— Start AVAILABLE RECORDS —

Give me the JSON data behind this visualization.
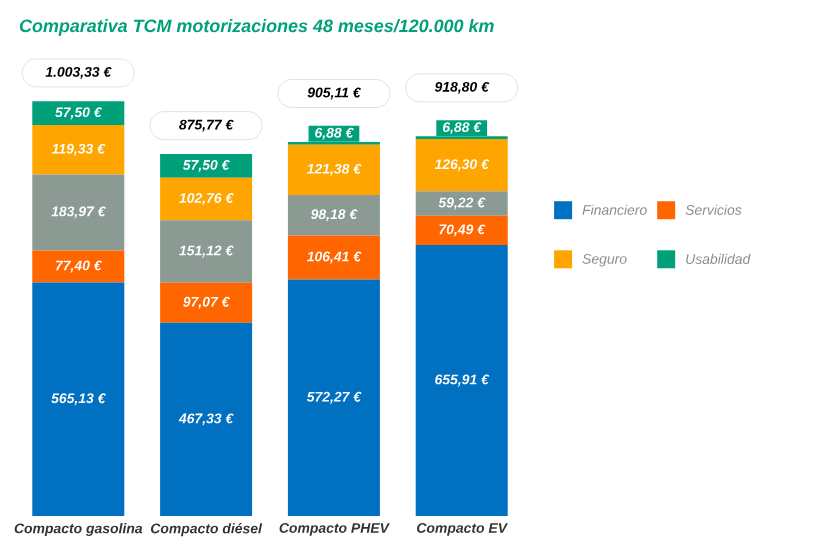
{
  "chart_data": {
    "type": "bar",
    "stacked": true,
    "title": "Comparativa TCM motorizaciones 48 meses/120.000 km",
    "categories": [
      "Compacto gasolina",
      "Compacto diésel",
      "Compacto PHEV",
      "Compacto EV"
    ],
    "series": [
      {
        "name": "Financiero",
        "color": "#0070c0",
        "values": [
          565.13,
          467.33,
          572.27,
          655.91
        ],
        "value_labels": [
          "565,13 €",
          "467,33 €",
          "572,27 €",
          "655,91 €"
        ]
      },
      {
        "name": "Servicios",
        "color": "#ff6600",
        "values": [
          77.4,
          97.07,
          106.41,
          70.49
        ],
        "value_labels": [
          "77,40 €",
          "97,07 €",
          "106,41 €",
          "70,49 €"
        ]
      },
      {
        "color": "#8c9a94",
        "values": [
          183.97,
          151.12,
          98.18,
          59.22
        ],
        "value_labels": [
          "183,97 €",
          "151,12 €",
          "98,18 €",
          "59,22 €"
        ]
      },
      {
        "name": "Seguro",
        "color": "#ffa500",
        "values": [
          119.33,
          102.76,
          121.38,
          126.3
        ],
        "value_labels": [
          "119,33 €",
          "102,76 €",
          "121,38 €",
          "126,30 €"
        ]
      },
      {
        "name": "Usabilidad",
        "color": "#00a07a",
        "values": [
          57.5,
          57.5,
          6.88,
          6.88
        ],
        "value_labels": [
          "57,50 €",
          "57,50 €",
          "6,88 €",
          "6,88 €"
        ]
      }
    ],
    "totals": [
      "1.003,33 €",
      "875,77 €",
      "905,11 €",
      "918,80 €"
    ],
    "legend": "right"
  }
}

— End AVAILABLE RECORDS —

§ **REQUIRED TASK**
Write out all the records again, exactly, minus any pictures.

§ **TASK RESPONSE**
Give me the JSON data behind this visualization.
{
  "chart_data": {
    "type": "bar",
    "stacked": true,
    "title": "Comparativa TCM motorizaciones 48 meses/120.000 km",
    "categories": [
      "Compacto gasolina",
      "Compacto diésel",
      "Compacto PHEV",
      "Compacto EV"
    ],
    "series": [
      {
        "name": "Financiero",
        "color": "#0070c0",
        "values": [
          565.13,
          467.33,
          572.27,
          655.91
        ],
        "value_labels": [
          "565,13 €",
          "467,33 €",
          "572,27 €",
          "655,91 €"
        ]
      },
      {
        "name": "Servicios",
        "color": "#ff6600",
        "values": [
          77.4,
          97.07,
          106.41,
          70.49
        ],
        "value_labels": [
          "77,40 €",
          "97,07 €",
          "106,41 €",
          "70,49 €"
        ]
      },
      {
        "color": "#8c9a94",
        "values": [
          183.97,
          151.12,
          98.18,
          59.22
        ],
        "value_labels": [
          "183,97 €",
          "151,12 €",
          "98,18 €",
          "59,22 €"
        ]
      },
      {
        "name": "Seguro",
        "color": "#ffa500",
        "values": [
          119.33,
          102.76,
          121.38,
          126.3
        ],
        "value_labels": [
          "119,33 €",
          "102,76 €",
          "121,38 €",
          "126,30 €"
        ]
      },
      {
        "name": "Usabilidad",
        "color": "#00a07a",
        "values": [
          57.5,
          57.5,
          6.88,
          6.88
        ],
        "value_labels": [
          "57,50 €",
          "57,50 €",
          "6,88 €",
          "6,88 €"
        ]
      }
    ],
    "totals": [
      "1.003,33 €",
      "875,77 €",
      "905,11 €",
      "918,80 €"
    ],
    "legend": "right"
  }
}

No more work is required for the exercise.